--- Start Data supplied ---

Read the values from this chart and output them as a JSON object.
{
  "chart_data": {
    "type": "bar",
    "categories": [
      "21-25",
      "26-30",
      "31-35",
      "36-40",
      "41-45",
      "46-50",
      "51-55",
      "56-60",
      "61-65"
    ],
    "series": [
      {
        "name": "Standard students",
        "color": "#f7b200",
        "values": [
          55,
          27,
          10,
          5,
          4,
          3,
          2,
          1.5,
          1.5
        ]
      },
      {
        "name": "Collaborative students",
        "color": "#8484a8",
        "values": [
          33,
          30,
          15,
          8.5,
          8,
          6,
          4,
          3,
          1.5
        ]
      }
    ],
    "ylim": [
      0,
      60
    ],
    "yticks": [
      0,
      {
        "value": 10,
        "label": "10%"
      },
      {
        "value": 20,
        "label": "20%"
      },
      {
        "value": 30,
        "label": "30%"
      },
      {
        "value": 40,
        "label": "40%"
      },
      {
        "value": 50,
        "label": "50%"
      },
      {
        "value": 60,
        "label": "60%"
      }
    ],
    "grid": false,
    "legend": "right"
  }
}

--- End Data supplied ---

● Goal:
Reproduce the whole listing word for word.

● Solution below:
Read the values from this chart and output them as a JSON object.
{
  "chart_data": {
    "type": "bar",
    "categories": [
      "21-25",
      "26-30",
      "31-35",
      "36-40",
      "41-45",
      "46-50",
      "51-55",
      "56-60",
      "61-65"
    ],
    "series": [
      {
        "name": "Standard students",
        "color": "#f7b200",
        "values": [
          55,
          27,
          10,
          5,
          4,
          3,
          2,
          1.5,
          1.5
        ]
      },
      {
        "name": "Collaborative students",
        "color": "#8484a8",
        "values": [
          33,
          30,
          15,
          8.5,
          8,
          6,
          4,
          3,
          1.5
        ]
      }
    ],
    "ylim": [
      0,
      60
    ],
    "yticks": [
      0,
      {
        "value": 10,
        "label": "10%"
      },
      {
        "value": 20,
        "label": "20%"
      },
      {
        "value": 30,
        "label": "30%"
      },
      {
        "value": 40,
        "label": "40%"
      },
      {
        "value": 50,
        "label": "50%"
      },
      {
        "value": 60,
        "label": "60%"
      }
    ],
    "grid": false,
    "legend": "right"
  }
}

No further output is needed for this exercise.